╭─ Extracted records

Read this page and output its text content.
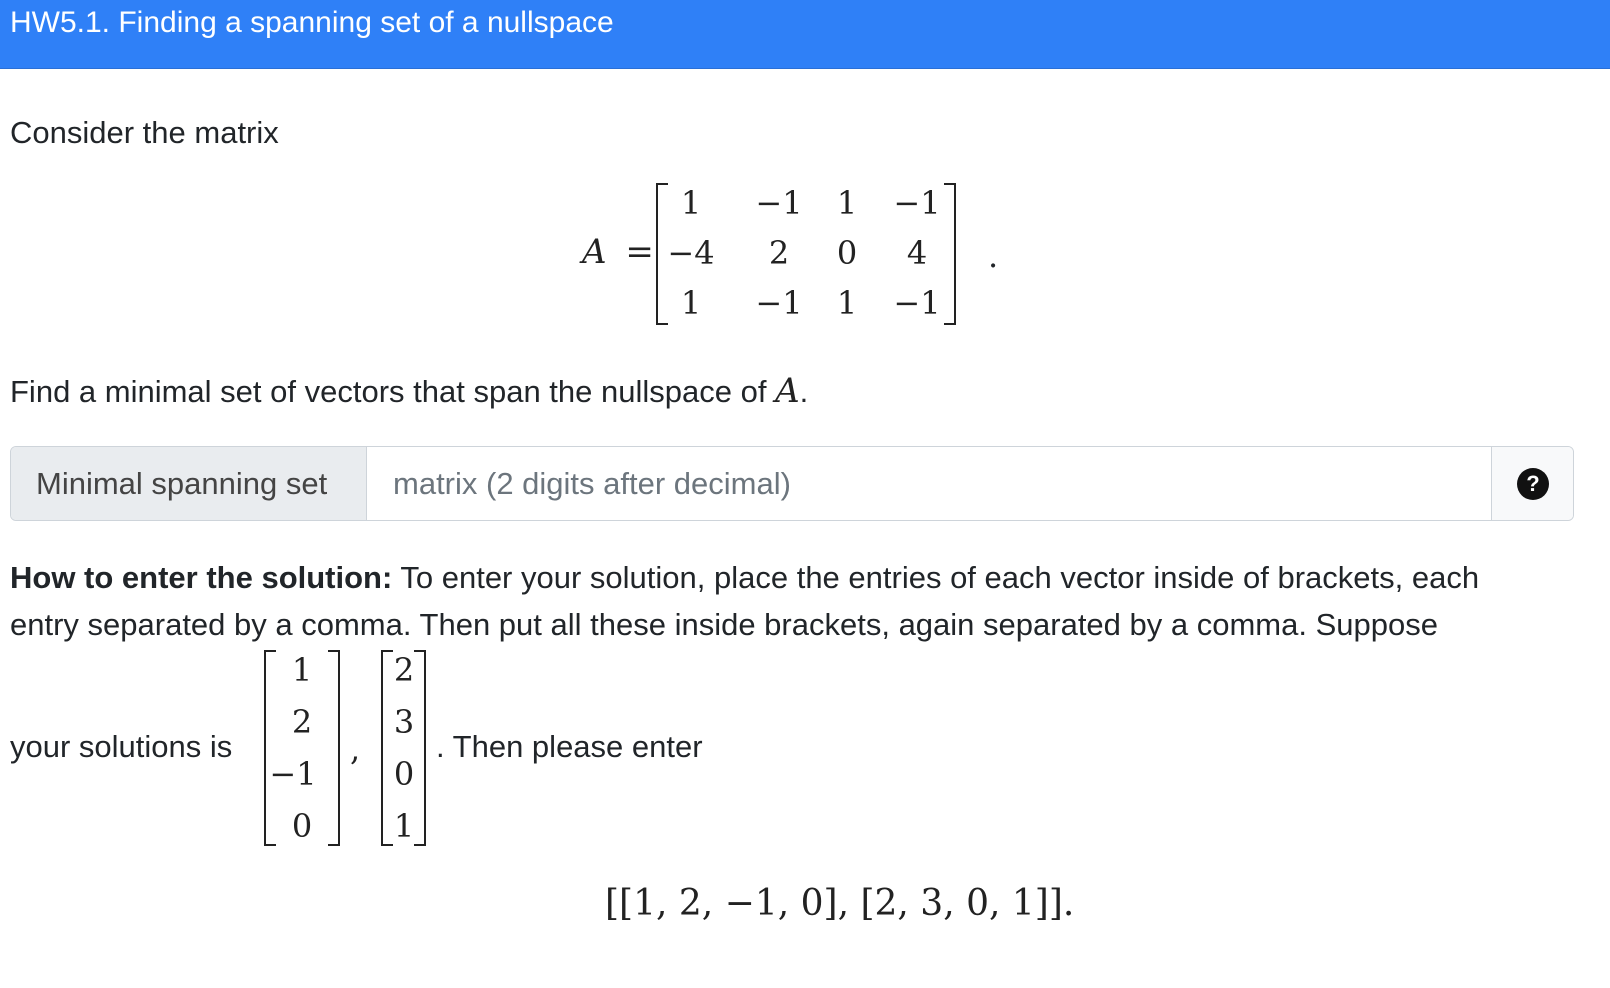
HW5.1. Finding a spanning set of a nullspace
Consider the matrix
A =
1	−1	1	−1
−4	2	0	4
1	−1	1	−1
.
Find a minimal set of vectors that span the nullspace of A.
Minimal spanning set
matrix (2 digits after decimal)	?
How to enter the solution: To enter your solution, place the entries of each vector inside of brackets, each
entry separated by a comma. Then put all these inside brackets, again separated by a comma. Suppose
your solutions is
1
2
−1
0
,
2
3
0
1
. Then please enter
[[1, 2, −1, 0], [2, 3, 0, 1]].
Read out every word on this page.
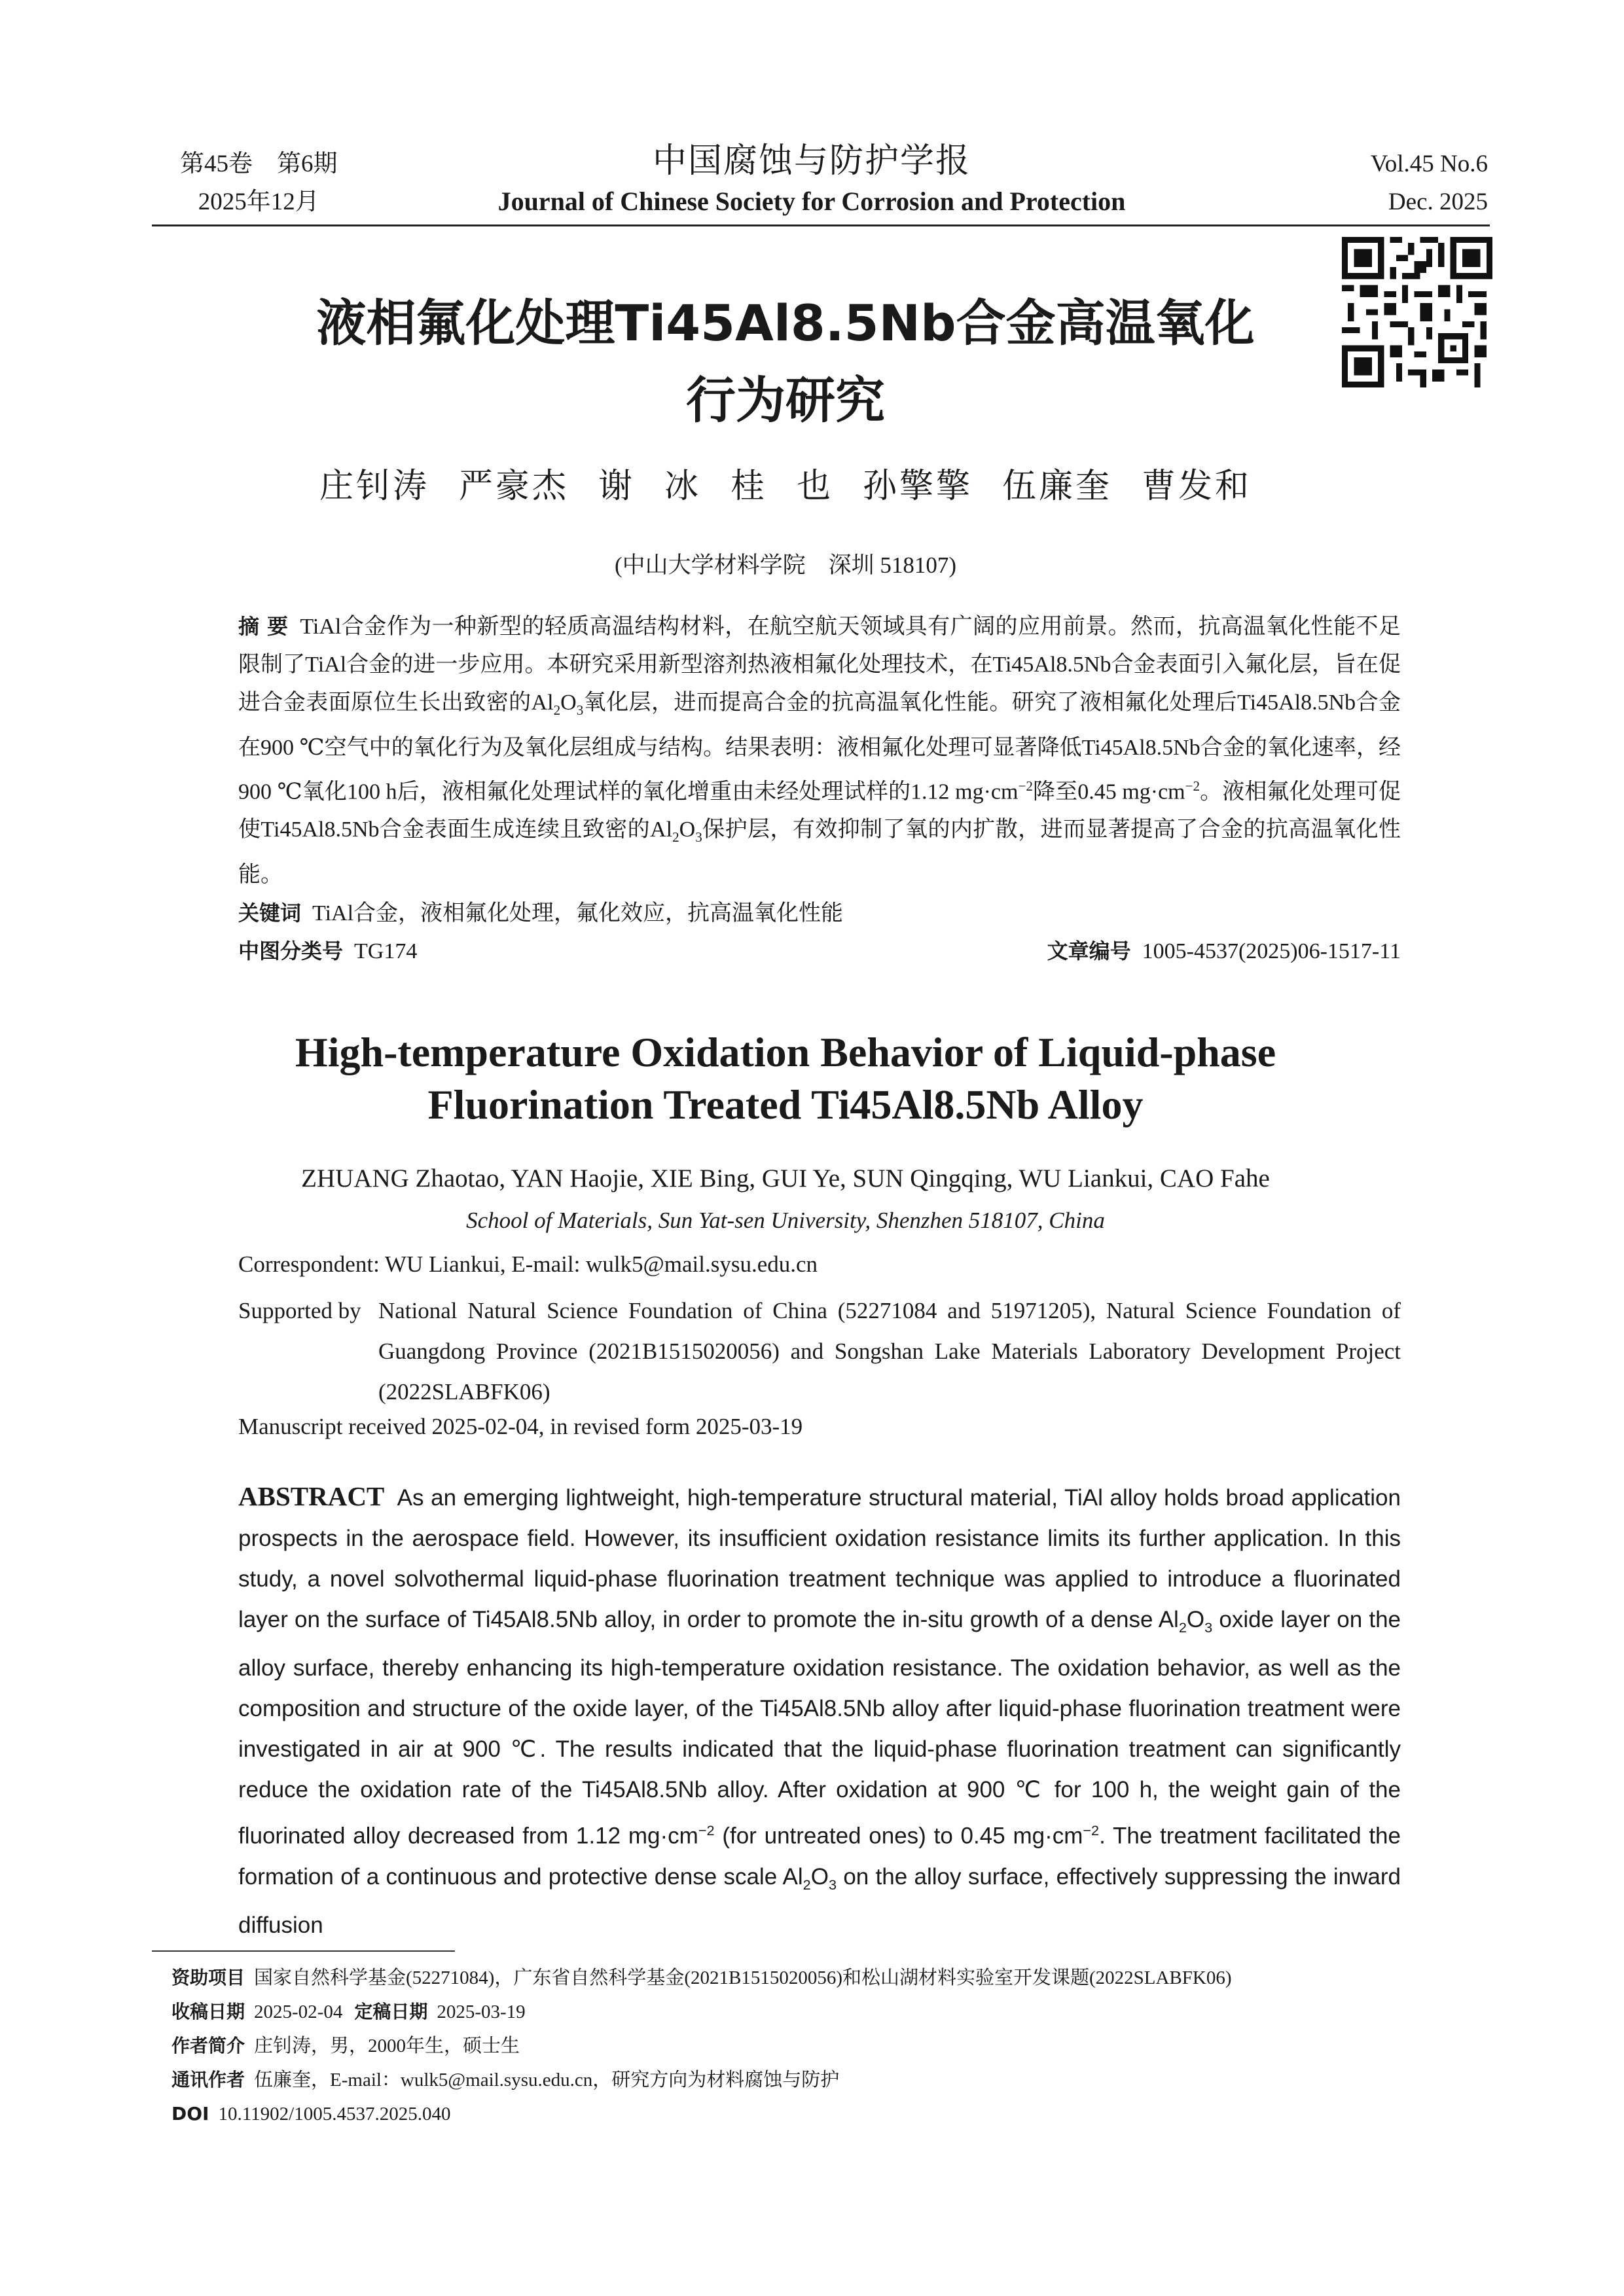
第45卷　第6期
2025年12月
中国腐蚀与防护学报
Journal of Chinese Society for Corrosion and Protection
Vol.45 No.6
Dec. 2025
液相氟化处理Ti45Al8.5Nb合金高温氧化
行为研究
庄钊涛 严豪杰 谢 冰 桂 也 孙擎擎 伍廉奎 曹发和
(中山大学材料学院　深圳 518107)
摘 要 TiAl合金作为一种新型的轻质高温结构材料，在航空航天领域具有广阔的应用前景。然而，抗高温氧化性能不足限制了TiAl合金的进一步应用。本研究采用新型溶剂热液相氟化处理技术，在Ti45Al8.5Nb合金表面引入氟化层，旨在促进合金表面原位生长出致密的$Al_2O_3$氧化层，进而提高合金的抗高温氧化性能。研究了液相氟化处理后Ti45Al8.5Nb合金在900 ℃空气中的氧化行为及氧化层组成与结构。结果表明：液相氟化处理可显著降低Ti45Al8.5Nb合金的氧化速率，经900 ℃氧化100 h后，液相氟化处理试样的氧化增重由未经处理试样的1.12 $mg\cdot cm^{-2}$降至0.45 $mg\cdot cm^{-2}$。液相氟化处理可促使Ti45Al8.5Nb合金表面生成连续且致密的$Al_2O_3$保护层，有效抑制了氧的内扩散，进而显著提高了合金的抗高温氧化性能。
关键词 TiAl合金，液相氟化处理，氟化效应，抗高温氧化性能
中图分类号 TG174	文章编号 1005-4537(2025)06-1517-11
High-temperature Oxidation Behavior of Liquid-phase
Fluorination Treated Ti45Al8.5Nb Alloy
ZHUANG Zhaotao, YAN Haojie, XIE Bing, GUI Ye, SUN Qingqing, WU Liankui, CAO Fahe
School of Materials, Sun Yat-sen University, Shenzhen 518107, China
Correspondent: WU Liankui, E-mail: wulk5@mail.sysu.edu.cn
Supported by National Natural Science Foundation of China (52271084 and 51971205), Natural Science Foundation of Guangdong Province (2021B1515020056) and Songshan Lake Materials Laboratory Development Project (2022SLABFK06)
Manuscript received 2025-02-04, in revised form 2025-03-19
ABSTRACT As an emerging lightweight, high-temperature structural material, TiAl alloy holds broad application prospects in the aerospace field. However, its insufficient oxidation resistance limits its further application. In this study, a novel solvothermal liquid-phase fluorination treatment technique was applied to introduce a fluorinated layer on the surface of Ti45Al8.5Nb alloy, in order to promote the in-situ growth of a dense $Al_2O_3$ oxide layer on the alloy surface, thereby enhancing its high-temperature oxidation resistance. The oxidation behavior, as well as the composition and structure of the oxide layer, of the Ti45Al8.5Nb alloy after liquid-phase fluorination treatment were investigated in air at 900 ℃. The results indicated that the liquid-phase fluorination treatment can significantly reduce the oxidation rate of the Ti45Al8.5Nb alloy. After oxidation at 900 ℃ for 100 h, the weight gain of the fluorinated alloy decreased from 1.12 $mg\cdot cm^{-2}$ (for untreated ones) to 0.45 $mg\cdot cm^{-2}$. The treatment facilitated the formation of a continuous and protective dense scale $Al_2O_3$ on the alloy surface, effectively suppressing the inward diffusion
资助项目 国家自然科学基金(52271084)，广东省自然科学基金(2021B1515020056)和松山湖材料实验室开发课题(2022SLABFK06)
收稿日期 2025-02-04 定稿日期 2025-03-19
作者简介 庄钊涛，男，2000年生，硕士生
通讯作者 伍廉奎，E-mail：wulk5@mail.sysu.edu.cn，研究方向为材料腐蚀与防护
DOI 10.11902/1005.4537.2025.040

╰─

Report how many lines above hold the string "mail", giving nothing but the number.

→ **Reply to the task**: 2